- _Data provided_:
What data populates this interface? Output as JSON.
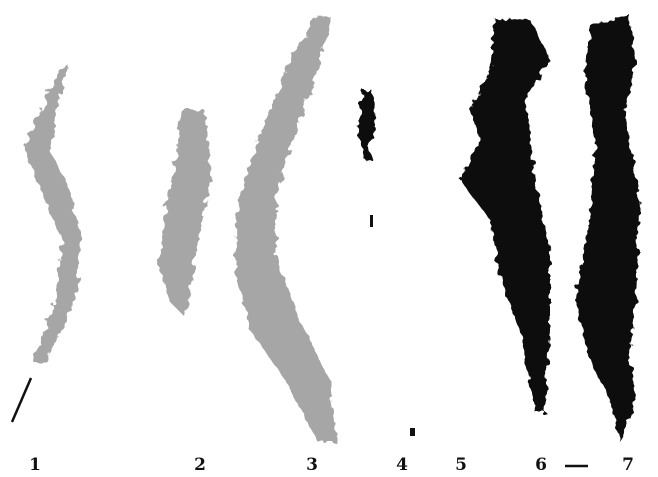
{
  "labels": [
    "1",
    "2",
    "3",
    "4",
    "5",
    "6",
    "7"
  ]
}
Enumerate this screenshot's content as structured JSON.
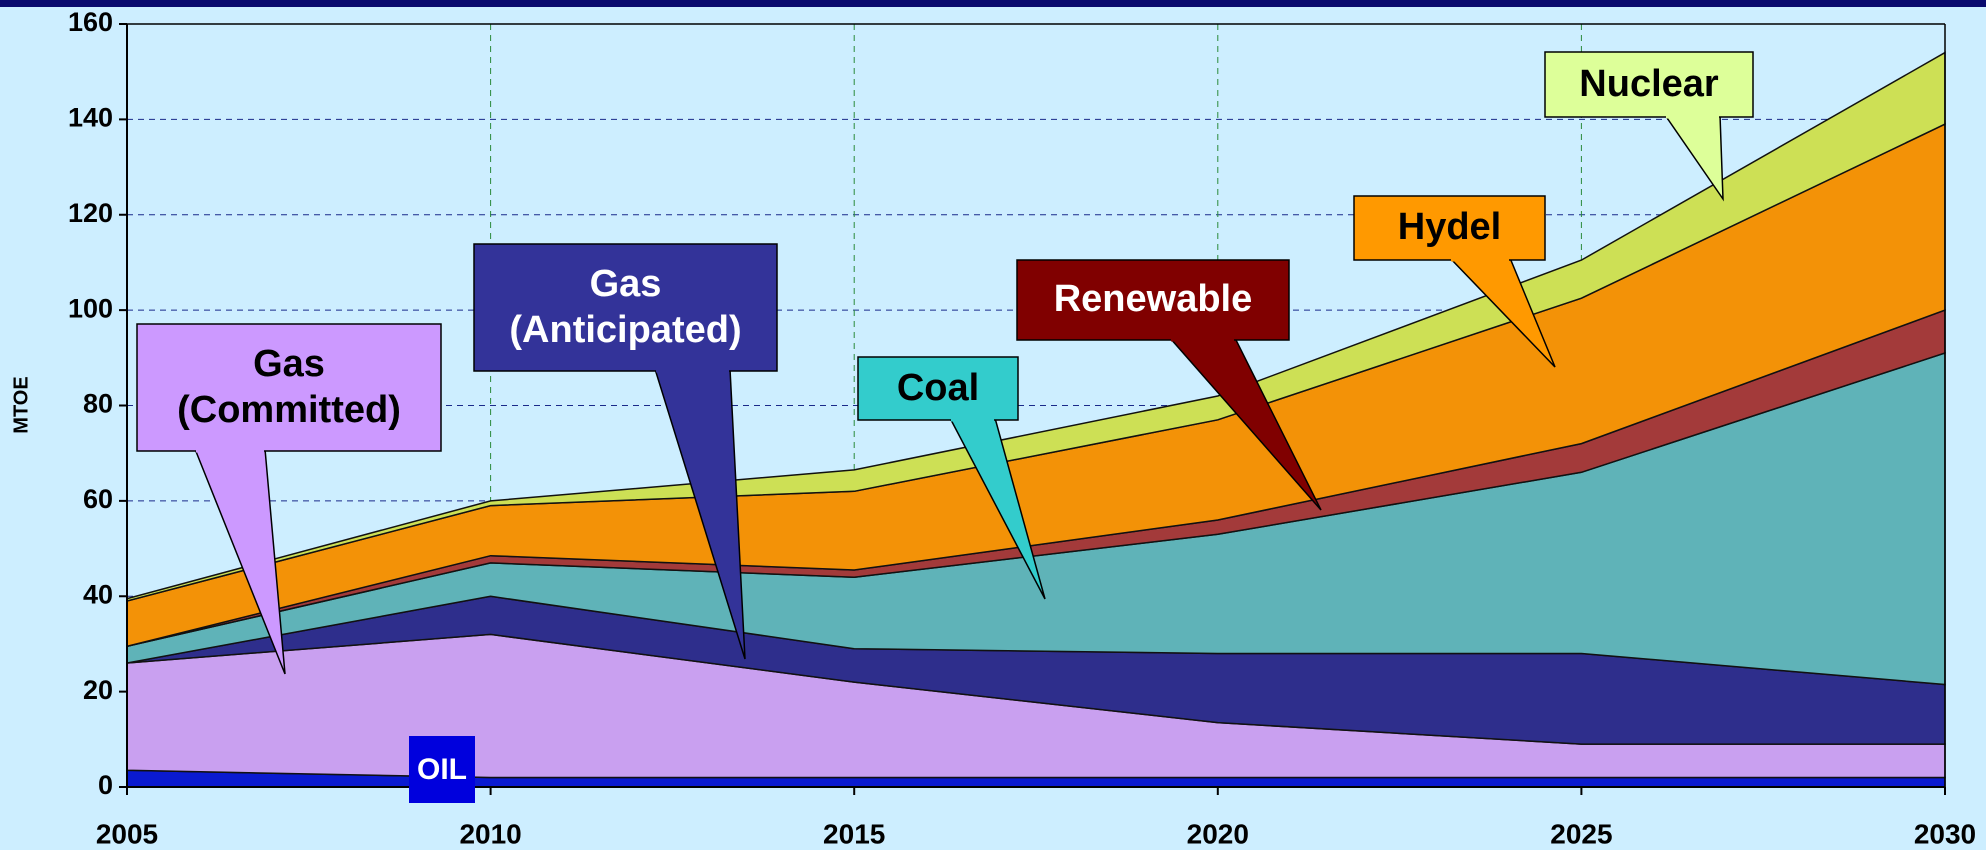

- _Exercise_: Quote all of the entries word for word, omitting any pictures.

- _Output_:
What data populates this interface? Output as JSON.
{
  "labels": [
    "1",
    "2",
    "3",
    "4",
    "5",
    "6",
    "7"
  ]
}
Enumerate this screenshot's content as structured JSON.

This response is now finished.